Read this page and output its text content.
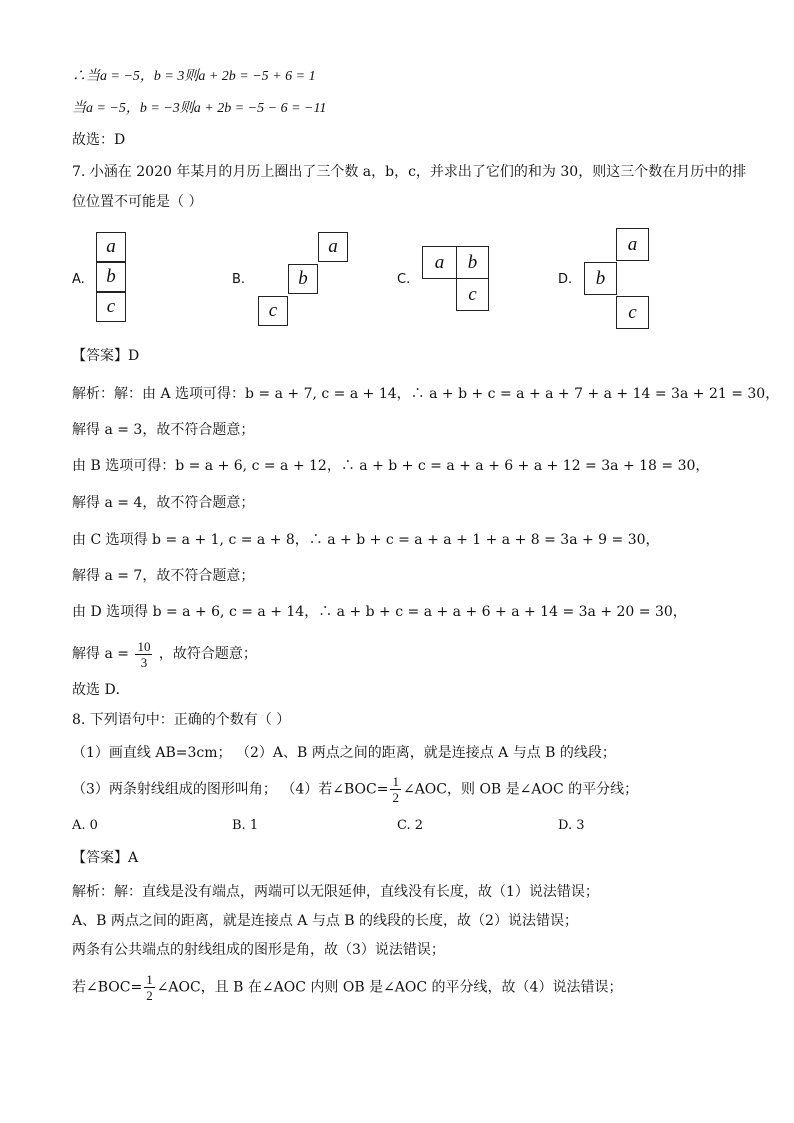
∴当a = −5，b = 3则a + 2b = −5 + 6 = 1
当a = −5，b = −3则a + 2b = −5 − 6 = −11
故选：D
7. 小涵在 2020 年某月的月历上圈出了三个数 a，b，c，并求出了它们的和为 30，则这三个数在月历中的排
位位置不可能是（ ）
A.
a
b
c
B.
a
b
c
C.
a	b
c
D.
a
b
c
【答案】D
解析：解：由 A 选项可得：b = a + 7, c = a + 14，∴ a + b + c = a + a + 7 + a + 14 = 3a + 21 = 30，
解得 a = 3，故不符合题意；
由 B 选项可得：b = a + 6, c = a + 12，∴ a + b + c = a + a + 6 + a + 12 = 3a + 18 = 30，
解得 a = 4，故不符合题意；
由 C 选项得 b = a + 1, c = a + 8，∴ a + b + c = a + a + 1 + a + 8 = 3a + 9 = 30，
解得 a = 7，故不符合题意；
由 D 选项得 b = a + 6, c = a + 14，∴ a + b + c = a + a + 6 + a + 14 = 3a + 20 = 30，
解得 $a = \frac{10}{3}$ ，故符合题意；
故选 D．
8. 下列语句中：正确的个数有（ ）
（1）画直线 AB=3cm； （2）A、B 两点之间的距离，就是连接点 A 与点 B 的线段；
（3）两条射线组成的图形叫角； （4）若∠BOC= $\frac{1}{2}$ ∠AOC，则 OB 是∠AOC 的平分线；
A. 0	B. 1	C. 2	D. 3
【答案】A
解析：解：直线是没有端点，两端可以无限延伸，直线没有长度，故（1）说法错误；
A、B 两点之间的距离，就是连接点 A 与点 B 的线段的长度，故（2）说法错误；
两条有公共端点的射线组成的图形是角，故（3）说法错误；
若∠BOC= $\frac{1}{2}$ ∠AOC，且 B 在∠AOC 内则 OB 是∠AOC 的平分线，故（4）说法错误；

────────────────────

TASK GOAL
Each line with the string "frac" in it needs to be found and copied.

WRITTEN SOLUTION
解得 $a = \frac{10}{3}$ ，故符合题意；
（3）两条射线组成的图形叫角； （4）若∠BOC= $\frac{1}{2}$ ∠AOC，则 OB 是∠AOC 的平分线；
若∠BOC= $\frac{1}{2}$ ∠AOC，且 B 在∠AOC 内则 OB 是∠AOC 的平分线，故（4）说法错误；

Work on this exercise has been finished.